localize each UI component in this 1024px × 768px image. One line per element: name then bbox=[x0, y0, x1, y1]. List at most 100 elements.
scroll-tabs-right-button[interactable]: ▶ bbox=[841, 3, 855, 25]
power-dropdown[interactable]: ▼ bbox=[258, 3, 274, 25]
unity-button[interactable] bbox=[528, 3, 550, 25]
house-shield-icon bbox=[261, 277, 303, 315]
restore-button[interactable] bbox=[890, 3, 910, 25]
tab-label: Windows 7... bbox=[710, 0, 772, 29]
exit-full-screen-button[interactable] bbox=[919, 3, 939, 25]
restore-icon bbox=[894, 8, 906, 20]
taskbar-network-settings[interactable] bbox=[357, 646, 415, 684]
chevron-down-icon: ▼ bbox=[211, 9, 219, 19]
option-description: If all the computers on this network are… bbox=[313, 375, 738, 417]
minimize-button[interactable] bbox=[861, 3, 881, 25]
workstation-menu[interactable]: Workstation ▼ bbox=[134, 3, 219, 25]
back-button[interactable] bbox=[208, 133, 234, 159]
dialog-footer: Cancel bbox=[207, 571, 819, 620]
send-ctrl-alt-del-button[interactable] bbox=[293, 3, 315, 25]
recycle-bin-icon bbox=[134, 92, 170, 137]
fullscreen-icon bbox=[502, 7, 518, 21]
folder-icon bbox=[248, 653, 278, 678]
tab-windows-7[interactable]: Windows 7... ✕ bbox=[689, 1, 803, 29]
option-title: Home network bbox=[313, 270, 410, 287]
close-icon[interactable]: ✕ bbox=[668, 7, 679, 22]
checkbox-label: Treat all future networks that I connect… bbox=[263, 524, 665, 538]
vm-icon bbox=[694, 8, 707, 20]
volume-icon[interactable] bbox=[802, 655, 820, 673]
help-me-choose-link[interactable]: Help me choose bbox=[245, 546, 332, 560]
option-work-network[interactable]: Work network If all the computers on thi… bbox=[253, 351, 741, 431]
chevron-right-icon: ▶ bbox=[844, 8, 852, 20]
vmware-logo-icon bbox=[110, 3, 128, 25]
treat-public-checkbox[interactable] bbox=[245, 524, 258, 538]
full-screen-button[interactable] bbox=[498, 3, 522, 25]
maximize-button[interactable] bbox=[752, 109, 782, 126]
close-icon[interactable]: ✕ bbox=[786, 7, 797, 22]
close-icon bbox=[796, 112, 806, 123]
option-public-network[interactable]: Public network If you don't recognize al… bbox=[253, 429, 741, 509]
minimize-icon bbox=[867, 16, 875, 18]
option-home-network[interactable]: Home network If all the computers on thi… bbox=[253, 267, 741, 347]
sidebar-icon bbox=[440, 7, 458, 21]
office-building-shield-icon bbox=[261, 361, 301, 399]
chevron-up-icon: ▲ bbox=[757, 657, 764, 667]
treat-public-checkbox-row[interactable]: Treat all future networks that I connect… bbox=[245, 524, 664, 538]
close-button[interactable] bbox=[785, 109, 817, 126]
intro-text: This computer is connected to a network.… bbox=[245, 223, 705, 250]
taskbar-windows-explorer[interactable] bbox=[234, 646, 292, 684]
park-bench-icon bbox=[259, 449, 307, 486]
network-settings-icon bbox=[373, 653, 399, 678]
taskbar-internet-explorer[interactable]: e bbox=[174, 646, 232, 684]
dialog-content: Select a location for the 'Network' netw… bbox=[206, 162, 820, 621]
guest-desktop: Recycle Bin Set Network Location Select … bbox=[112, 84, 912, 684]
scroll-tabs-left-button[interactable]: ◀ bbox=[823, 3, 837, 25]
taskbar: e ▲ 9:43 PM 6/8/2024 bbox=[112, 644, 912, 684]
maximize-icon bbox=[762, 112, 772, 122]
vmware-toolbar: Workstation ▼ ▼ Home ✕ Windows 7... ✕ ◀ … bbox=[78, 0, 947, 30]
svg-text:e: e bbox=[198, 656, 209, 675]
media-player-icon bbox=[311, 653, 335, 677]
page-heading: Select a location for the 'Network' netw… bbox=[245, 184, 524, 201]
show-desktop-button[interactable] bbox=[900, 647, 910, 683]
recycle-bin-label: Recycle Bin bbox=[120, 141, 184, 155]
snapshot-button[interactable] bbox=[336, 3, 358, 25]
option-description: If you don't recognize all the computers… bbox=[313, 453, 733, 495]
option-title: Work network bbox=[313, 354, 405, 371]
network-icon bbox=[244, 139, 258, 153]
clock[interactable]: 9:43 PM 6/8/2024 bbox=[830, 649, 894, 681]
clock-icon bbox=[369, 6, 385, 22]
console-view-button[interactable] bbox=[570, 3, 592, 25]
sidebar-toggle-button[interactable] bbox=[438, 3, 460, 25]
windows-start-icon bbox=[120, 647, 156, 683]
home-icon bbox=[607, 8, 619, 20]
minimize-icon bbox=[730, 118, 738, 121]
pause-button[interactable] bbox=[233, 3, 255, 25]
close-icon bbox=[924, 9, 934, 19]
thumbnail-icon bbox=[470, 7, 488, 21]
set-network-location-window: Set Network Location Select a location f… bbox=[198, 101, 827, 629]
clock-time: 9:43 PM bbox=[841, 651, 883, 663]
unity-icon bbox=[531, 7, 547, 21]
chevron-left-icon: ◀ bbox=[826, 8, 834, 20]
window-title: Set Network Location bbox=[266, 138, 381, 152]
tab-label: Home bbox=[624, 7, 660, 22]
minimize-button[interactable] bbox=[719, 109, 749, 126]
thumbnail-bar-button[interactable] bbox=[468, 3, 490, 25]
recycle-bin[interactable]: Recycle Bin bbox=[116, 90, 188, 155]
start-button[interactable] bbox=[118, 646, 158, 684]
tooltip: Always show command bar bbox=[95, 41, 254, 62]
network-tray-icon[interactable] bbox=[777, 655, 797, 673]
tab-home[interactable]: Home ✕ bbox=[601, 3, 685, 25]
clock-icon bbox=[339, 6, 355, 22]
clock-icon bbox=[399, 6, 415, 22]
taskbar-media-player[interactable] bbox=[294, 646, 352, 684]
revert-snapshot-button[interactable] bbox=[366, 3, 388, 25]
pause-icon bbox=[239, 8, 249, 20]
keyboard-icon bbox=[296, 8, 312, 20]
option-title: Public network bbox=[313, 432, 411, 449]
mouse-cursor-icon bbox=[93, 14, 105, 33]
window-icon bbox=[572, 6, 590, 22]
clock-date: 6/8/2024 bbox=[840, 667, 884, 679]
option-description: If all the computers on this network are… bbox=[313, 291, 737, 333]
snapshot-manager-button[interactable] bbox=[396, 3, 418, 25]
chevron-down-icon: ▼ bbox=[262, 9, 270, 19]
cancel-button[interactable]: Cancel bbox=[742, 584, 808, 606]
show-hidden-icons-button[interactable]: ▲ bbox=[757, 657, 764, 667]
= = = =
EXERCISE: Render the entries above as a JSON list of strings, one string per line and no blank lines, running from the first line through the line that contains "close-icon bbox=[796, 112, 806, 123]", both ends included.

PROBLEM SOLUTION:
[
  "localize each UI component in this 1024px × 768px image. One line per element: name then bbox=[x0, y0, x1, y1]. List at most 100 elements.",
  "scroll-tabs-right-button[interactable]: ▶ bbox=[841, 3, 855, 25]",
  "power-dropdown[interactable]: ▼ bbox=[258, 3, 274, 25]",
  "unity-button[interactable] bbox=[528, 3, 550, 25]",
  "house-shield-icon bbox=[261, 277, 303, 315]",
  "restore-button[interactable] bbox=[890, 3, 910, 25]",
  "tab-label: Windows 7... bbox=[710, 0, 772, 29]",
  "exit-full-screen-button[interactable] bbox=[919, 3, 939, 25]",
  "restore-icon bbox=[894, 8, 906, 20]",
  "taskbar-network-settings[interactable] bbox=[357, 646, 415, 684]",
  "chevron-down-icon: ▼ bbox=[211, 9, 219, 19]",
  "option-description: If all the computers on this network are… bbox=[313, 375, 738, 417]",
  "minimize-button[interactable] bbox=[861, 3, 881, 25]",
  "workstation-menu[interactable]: Workstation ▼ bbox=[134, 3, 219, 25]",
  "back-button[interactable] bbox=[208, 133, 234, 159]",
  "dialog-footer: Cancel bbox=[207, 571, 819, 620]",
  "send-ctrl-alt-del-button[interactable] bbox=[293, 3, 315, 25]",
  "recycle-bin-icon bbox=[134, 92, 170, 137]",
  "fullscreen-icon bbox=[502, 7, 518, 21]",
  "folder-icon bbox=[248, 653, 278, 678]",
  "tab-windows-7[interactable]: Windows 7... ✕ bbox=[689, 1, 803, 29]",
  "option-title: Home network bbox=[313, 270, 410, 287]",
  "close-icon[interactable]: ✕ bbox=[668, 7, 679, 22]",
  "checkbox-label: Treat all future networks that I connect… bbox=[263, 524, 665, 538]",
  "vm-icon bbox=[694, 8, 707, 20]",
  "volume-icon[interactable] bbox=[802, 655, 820, 673]",
  "help-me-choose-link[interactable]: Help me choose bbox=[245, 546, 332, 560]",
  "option-work-network[interactable]: Work network If all the computers on thi… bbox=[253, 351, 741, 431]",
  "chevron-right-icon: ▶ bbox=[844, 8, 852, 20]",
  "vmware-logo-icon bbox=[110, 3, 128, 25]",
  "treat-public-checkbox[interactable] bbox=[245, 524, 258, 538]",
  "full-screen-button[interactable] bbox=[498, 3, 522, 25]",
  "maximize-button[interactable] bbox=[752, 109, 782, 126]",
  "close-icon[interactable]: ✕ bbox=[786, 7, 797, 22]",
  "close-icon bbox=[796, 112, 806, 123]"
]